Request ▸
Rewrite every line of the listing as a JSON list of strings, one string per line, leaving out blank lines.

Data to use ▸
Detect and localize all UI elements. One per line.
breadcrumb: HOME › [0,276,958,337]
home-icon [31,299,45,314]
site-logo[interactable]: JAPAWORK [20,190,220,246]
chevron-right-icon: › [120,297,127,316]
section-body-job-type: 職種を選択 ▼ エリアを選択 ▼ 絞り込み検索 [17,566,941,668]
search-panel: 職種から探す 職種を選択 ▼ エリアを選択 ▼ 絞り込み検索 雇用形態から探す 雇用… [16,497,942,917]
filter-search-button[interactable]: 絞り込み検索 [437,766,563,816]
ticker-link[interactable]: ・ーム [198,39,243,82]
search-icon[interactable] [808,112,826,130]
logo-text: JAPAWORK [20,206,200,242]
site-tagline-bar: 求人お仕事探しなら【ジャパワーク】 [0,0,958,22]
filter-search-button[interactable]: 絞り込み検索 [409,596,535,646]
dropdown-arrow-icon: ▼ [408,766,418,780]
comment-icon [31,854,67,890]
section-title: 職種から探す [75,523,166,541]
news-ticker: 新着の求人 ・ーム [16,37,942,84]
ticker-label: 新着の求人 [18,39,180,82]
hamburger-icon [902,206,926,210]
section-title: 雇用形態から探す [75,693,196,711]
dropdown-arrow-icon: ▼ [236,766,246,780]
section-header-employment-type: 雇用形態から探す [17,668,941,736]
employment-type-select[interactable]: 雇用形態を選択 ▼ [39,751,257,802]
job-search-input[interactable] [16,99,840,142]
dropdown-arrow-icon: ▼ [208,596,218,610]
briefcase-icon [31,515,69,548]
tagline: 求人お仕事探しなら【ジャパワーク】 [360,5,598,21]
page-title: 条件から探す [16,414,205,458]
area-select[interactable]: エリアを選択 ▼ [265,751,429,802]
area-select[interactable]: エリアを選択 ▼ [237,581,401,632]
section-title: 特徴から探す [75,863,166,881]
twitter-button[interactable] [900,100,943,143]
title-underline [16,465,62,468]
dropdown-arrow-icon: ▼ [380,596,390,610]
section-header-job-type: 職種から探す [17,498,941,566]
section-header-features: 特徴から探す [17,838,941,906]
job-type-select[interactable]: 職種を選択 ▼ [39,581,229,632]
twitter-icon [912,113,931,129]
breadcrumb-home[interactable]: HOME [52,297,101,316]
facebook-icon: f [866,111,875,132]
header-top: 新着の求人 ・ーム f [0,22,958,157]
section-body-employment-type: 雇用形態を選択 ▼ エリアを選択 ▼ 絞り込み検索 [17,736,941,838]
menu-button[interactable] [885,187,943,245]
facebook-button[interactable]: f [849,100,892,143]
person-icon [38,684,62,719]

Task output ▸
[
  "Detect and localize all UI elements. One per line.",
  "breadcrumb: HOME › [0,276,958,337]",
  "home-icon [31,299,45,314]",
  "site-logo[interactable]: JAPAWORK [20,190,220,246]",
  "chevron-right-icon: › [120,297,127,316]",
  "section-body-job-type: 職種を選択 ▼ エリアを選択 ▼ 絞り込み検索 [17,566,941,668]",
  "search-panel: 職種から探す 職種を選択 ▼ エリアを選択 ▼ 絞り込み検索 雇用形態から探す 雇用… [16,497,942,917]",
  "filter-search-button[interactable]: 絞り込み検索 [437,766,563,816]",
  "ticker-link[interactable]: ・ーム [198,39,243,82]",
  "search-icon[interactable] [808,112,826,130]",
  "logo-text: JAPAWORK [20,206,200,242]",
  "site-tagline-bar: 求人お仕事探しなら【ジャパワーク】 [0,0,958,22]",
  "filter-search-button[interactable]: 絞り込み検索 [409,596,535,646]",
  "dropdown-arrow-icon: ▼ [408,766,418,780]",
  "comment-icon [31,854,67,890]",
  "section-title: 職種から探す [75,523,166,541]",
  "news-ticker: 新着の求人 ・ーム [16,37,942,84]",
  "ticker-label: 新着の求人 [18,39,180,82]",
  "hamburger-icon [902,206,926,210]",
  "section-title: 雇用形態から探す [75,693,196,711]",
  "dropdown-arrow-icon: ▼ [236,766,246,780]",
  "section-header-employment-type: 雇用形態から探す [17,668,941,736]",
  "employment-type-select[interactable]: 雇用形態を選択 ▼ [39,751,257,802]",
  "job-search-input[interactable] [16,99,840,142]",
  "dropdown-arrow-icon: ▼ [208,596,218,610]",
  "briefcase-icon [31,515,69,548]",
  "tagline: 求人お仕事探しなら【ジャパワーク】 [360,5,598,21]",
  "page-title: 条件から探す [16,414,205,458]",
  "area-select[interactable]: エリアを選択 ▼ [265,751,429,802]",
  "area-select[interactable]: エリアを選択 ▼ [237,581,401,632]",
  "section-title: 特徴から探す [75,863,166,881]",
  "twitter-button[interactable] [900,100,943,143]",
  "title-underline [16,465,62,468]",
  "dropdown-arrow-icon: ▼ [380,596,390,610]",
  "section-header-job-type: 職種から探す [17,498,941,566]",
  "section-header-features: 特徴から探す [17,838,941,906]",
  "job-type-select[interactable]: 職種を選択 ▼ [39,581,229,632]",
  "twitter-icon [912,113,931,129]",
  "breadcrumb-home[interactable]: HOME [52,297,101,316]",
  "facebook-icon: f [866,111,875,132]",
  "header-top: 新着の求人 ・ーム f [0,22,958,157]",
  "section-body-employment-type: 雇用形態を選択 ▼ エリアを選択 ▼ 絞り込み検索 [17,736,941,838]",
  "menu-button[interactable] [885,187,943,245]",
  "facebook-button[interactable]: f [849,100,892,143]",
  "person-icon [38,684,62,719]"
]